** Begin **

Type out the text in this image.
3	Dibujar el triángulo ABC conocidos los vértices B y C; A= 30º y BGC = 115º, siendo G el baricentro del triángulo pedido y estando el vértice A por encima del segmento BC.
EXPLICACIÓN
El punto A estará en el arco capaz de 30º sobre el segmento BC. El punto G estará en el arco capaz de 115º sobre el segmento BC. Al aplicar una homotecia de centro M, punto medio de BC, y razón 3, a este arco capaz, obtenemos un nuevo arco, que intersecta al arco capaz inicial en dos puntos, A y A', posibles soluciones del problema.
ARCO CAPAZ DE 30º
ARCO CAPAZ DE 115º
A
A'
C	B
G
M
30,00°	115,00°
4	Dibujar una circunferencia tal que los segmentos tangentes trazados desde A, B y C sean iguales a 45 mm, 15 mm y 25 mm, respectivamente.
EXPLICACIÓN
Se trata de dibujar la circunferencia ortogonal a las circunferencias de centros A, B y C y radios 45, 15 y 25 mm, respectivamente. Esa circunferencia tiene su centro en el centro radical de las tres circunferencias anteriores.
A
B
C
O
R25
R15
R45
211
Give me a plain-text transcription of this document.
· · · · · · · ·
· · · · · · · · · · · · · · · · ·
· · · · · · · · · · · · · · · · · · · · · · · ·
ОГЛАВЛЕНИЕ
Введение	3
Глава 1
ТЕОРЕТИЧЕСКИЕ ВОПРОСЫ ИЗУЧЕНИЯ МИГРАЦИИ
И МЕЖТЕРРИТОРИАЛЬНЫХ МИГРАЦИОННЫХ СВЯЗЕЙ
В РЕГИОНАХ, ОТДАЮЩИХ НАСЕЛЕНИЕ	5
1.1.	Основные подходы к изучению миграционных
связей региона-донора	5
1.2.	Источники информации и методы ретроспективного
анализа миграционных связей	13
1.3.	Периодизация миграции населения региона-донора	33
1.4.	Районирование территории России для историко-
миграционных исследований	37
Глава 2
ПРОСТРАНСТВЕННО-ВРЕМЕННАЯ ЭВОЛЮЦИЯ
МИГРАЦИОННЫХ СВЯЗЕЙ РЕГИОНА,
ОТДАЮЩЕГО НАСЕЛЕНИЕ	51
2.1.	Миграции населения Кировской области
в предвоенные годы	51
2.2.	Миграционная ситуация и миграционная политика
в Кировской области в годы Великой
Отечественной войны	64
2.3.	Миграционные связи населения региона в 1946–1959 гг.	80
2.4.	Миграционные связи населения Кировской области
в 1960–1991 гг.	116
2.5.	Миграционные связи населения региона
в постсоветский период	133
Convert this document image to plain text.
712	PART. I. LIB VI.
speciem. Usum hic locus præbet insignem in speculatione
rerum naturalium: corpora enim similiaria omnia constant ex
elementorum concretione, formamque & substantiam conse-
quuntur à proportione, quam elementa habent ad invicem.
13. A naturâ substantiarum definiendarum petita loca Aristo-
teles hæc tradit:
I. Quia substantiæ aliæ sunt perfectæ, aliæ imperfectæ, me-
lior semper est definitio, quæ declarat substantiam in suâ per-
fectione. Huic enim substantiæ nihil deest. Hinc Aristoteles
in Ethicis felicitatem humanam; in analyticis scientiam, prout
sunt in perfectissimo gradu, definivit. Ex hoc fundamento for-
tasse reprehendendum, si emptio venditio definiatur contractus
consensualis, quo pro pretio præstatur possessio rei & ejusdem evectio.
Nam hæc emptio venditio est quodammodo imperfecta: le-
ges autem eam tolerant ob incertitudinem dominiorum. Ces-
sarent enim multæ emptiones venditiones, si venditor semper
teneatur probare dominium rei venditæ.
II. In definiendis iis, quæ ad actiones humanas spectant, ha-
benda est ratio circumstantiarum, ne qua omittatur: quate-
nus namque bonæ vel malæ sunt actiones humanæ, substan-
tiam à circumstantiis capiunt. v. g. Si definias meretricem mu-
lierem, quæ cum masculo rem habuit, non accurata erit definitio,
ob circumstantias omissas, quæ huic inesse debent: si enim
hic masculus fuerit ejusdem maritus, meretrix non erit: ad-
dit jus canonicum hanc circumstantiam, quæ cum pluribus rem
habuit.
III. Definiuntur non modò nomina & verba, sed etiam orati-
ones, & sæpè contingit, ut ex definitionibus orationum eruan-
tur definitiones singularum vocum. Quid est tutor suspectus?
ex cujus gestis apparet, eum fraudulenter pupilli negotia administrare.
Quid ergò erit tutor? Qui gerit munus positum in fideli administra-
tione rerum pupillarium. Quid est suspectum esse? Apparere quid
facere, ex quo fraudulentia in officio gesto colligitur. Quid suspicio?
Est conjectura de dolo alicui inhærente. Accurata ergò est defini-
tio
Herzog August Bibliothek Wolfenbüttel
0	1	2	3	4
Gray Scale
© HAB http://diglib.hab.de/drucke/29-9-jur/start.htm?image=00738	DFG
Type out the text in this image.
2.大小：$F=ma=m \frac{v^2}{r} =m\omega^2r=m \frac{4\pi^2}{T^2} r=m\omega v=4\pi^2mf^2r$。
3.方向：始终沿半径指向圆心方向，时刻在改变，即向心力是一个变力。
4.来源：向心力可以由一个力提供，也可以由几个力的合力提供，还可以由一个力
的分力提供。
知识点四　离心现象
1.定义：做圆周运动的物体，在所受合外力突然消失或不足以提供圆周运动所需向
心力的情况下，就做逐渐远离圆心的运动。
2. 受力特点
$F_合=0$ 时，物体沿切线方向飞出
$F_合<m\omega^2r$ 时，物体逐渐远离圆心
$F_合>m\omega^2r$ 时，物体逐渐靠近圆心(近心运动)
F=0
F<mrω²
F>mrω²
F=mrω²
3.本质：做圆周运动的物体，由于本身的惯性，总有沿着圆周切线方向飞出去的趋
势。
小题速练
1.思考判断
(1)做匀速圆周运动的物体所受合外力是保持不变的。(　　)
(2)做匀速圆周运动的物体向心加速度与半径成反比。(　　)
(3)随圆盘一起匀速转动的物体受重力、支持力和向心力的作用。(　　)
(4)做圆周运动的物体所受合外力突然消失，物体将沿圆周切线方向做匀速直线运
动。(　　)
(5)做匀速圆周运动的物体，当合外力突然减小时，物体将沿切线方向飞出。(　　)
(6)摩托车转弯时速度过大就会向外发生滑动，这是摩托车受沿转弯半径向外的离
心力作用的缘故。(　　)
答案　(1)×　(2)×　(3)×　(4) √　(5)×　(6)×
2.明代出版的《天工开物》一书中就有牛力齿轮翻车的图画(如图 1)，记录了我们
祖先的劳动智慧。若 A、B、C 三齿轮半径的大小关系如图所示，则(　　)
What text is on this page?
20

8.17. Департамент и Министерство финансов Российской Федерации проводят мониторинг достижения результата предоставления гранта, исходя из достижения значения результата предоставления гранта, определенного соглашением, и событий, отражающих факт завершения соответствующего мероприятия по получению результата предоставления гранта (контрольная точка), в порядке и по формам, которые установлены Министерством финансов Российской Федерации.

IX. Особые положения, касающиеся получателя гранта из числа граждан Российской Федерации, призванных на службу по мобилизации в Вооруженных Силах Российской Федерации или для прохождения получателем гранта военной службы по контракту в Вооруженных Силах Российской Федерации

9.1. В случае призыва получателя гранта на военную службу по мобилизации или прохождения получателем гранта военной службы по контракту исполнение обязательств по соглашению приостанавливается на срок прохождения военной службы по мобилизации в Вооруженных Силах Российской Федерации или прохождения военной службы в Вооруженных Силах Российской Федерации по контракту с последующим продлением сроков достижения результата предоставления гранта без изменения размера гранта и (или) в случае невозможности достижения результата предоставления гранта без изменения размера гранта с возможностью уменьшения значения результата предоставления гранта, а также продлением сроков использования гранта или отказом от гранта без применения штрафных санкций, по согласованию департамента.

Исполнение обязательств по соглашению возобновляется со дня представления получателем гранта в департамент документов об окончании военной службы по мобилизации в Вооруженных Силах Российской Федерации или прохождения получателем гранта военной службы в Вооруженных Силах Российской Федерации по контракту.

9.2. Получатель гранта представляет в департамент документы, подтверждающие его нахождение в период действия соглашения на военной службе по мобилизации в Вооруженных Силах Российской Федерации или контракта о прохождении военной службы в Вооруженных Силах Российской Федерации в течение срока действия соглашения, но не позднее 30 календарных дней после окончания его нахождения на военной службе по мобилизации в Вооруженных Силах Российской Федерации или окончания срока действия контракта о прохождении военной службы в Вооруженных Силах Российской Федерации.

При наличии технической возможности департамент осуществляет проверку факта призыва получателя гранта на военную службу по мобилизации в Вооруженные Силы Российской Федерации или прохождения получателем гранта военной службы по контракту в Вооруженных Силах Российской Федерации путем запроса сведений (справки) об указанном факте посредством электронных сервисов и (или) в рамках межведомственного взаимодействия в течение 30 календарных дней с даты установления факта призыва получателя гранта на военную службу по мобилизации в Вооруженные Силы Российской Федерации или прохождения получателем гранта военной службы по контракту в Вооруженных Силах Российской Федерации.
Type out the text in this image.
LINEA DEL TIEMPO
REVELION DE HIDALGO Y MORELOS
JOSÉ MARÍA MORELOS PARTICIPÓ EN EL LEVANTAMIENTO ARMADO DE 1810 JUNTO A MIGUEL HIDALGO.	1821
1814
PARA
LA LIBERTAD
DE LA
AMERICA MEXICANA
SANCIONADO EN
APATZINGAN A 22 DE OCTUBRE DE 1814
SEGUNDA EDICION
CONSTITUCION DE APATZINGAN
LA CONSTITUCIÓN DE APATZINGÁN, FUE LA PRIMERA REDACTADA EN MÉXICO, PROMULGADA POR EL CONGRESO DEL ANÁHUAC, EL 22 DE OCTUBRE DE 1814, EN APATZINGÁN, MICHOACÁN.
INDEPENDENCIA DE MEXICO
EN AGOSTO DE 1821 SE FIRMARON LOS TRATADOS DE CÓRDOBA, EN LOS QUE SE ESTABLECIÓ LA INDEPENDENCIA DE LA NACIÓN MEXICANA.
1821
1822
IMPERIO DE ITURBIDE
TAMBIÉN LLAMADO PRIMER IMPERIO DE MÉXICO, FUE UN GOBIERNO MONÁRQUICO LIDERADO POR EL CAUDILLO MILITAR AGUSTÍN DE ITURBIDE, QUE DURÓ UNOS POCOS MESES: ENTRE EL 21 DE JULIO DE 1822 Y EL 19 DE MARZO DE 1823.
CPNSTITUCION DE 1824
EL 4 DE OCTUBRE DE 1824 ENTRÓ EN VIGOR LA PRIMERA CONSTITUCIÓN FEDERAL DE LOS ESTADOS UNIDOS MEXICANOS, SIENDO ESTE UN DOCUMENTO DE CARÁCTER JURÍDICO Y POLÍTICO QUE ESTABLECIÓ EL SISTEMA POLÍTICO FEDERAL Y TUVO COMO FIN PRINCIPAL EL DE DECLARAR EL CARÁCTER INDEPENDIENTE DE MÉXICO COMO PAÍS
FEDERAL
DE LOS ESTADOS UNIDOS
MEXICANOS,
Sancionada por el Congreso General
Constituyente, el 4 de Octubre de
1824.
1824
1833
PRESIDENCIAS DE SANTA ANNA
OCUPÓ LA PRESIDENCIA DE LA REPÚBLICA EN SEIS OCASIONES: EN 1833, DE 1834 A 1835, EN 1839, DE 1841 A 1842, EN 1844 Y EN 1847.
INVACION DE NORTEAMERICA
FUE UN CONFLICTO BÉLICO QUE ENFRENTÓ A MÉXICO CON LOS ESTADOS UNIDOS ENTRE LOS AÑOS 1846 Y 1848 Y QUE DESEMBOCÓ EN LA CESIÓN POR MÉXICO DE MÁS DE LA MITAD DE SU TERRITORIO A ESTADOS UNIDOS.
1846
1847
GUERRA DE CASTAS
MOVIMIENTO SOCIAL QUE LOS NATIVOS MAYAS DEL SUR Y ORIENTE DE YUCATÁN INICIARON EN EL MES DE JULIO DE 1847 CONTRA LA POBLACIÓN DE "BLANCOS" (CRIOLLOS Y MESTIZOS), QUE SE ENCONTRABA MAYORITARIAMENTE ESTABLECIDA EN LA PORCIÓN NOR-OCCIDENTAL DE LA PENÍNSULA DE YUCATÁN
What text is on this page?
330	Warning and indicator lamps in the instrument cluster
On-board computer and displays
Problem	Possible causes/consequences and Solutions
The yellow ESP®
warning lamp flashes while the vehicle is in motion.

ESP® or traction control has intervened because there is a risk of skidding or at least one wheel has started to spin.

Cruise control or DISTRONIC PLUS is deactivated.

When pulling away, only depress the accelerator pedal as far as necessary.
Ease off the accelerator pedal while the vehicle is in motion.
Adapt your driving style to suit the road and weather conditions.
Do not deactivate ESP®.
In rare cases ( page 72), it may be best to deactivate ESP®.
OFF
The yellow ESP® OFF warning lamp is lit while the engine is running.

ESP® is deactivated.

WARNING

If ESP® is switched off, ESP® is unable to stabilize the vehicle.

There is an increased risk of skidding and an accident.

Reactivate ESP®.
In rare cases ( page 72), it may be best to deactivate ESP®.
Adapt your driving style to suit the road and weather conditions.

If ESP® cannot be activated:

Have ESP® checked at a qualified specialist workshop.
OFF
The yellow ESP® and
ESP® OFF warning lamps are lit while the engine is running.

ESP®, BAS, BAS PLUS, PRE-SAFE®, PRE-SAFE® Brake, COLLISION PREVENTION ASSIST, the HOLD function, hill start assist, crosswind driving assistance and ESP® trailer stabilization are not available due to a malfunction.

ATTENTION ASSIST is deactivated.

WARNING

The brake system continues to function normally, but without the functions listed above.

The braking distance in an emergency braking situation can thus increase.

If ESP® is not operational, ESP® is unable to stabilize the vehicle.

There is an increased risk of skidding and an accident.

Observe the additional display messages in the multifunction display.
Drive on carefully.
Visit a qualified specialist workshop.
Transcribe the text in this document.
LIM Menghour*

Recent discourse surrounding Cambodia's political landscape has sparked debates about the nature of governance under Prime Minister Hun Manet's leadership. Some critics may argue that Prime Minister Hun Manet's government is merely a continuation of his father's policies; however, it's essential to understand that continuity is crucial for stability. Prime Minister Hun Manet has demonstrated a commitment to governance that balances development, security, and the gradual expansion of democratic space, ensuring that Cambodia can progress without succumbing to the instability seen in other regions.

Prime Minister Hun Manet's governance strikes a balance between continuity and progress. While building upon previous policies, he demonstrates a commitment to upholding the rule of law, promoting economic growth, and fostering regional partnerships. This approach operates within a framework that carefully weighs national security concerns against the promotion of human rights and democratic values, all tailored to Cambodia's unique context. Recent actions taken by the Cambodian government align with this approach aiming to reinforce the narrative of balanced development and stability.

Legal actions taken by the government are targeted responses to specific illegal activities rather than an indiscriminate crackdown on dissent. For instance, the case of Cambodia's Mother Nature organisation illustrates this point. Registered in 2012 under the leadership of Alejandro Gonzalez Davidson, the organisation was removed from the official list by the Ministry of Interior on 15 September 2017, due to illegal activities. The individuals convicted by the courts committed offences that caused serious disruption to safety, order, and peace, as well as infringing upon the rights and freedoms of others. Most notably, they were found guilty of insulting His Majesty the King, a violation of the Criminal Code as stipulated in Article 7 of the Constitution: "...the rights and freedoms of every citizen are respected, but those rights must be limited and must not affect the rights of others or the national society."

** End **

> **Brief**
Show every line that contains the word "democratic".

> **Solution**
Recent discourse surrounding Cambodia's political landscape has sparked debates about the nature of governance under Prime Minister Hun Manet's leadership. Some critics may argue that Prime Minister Hun Manet's government is merely a continuation of his father's policies; however, it's essential to understand that continuity is crucial for stability. Prime Minister Hun Manet has demonstrated a commitment to governance that balances development, security, and the gradual expansion of democratic space, ensuring that Cambodia can progress without succumbing to the instability seen in other regions.
Prime Minister Hun Manet's governance strikes a balance between continuity and progress. While building upon previous policies, he demonstrates a commitment to upholding the rule of law, promoting economic growth, and fostering regional partnerships. This approach operates within a framework that carefully weighs national security concerns against the promotion of human rights and democratic values, all tailored to Cambodia's unique context. Recent actions taken by the Cambodian government align with this approach aiming to reinforce the narrative of balanced development and stability.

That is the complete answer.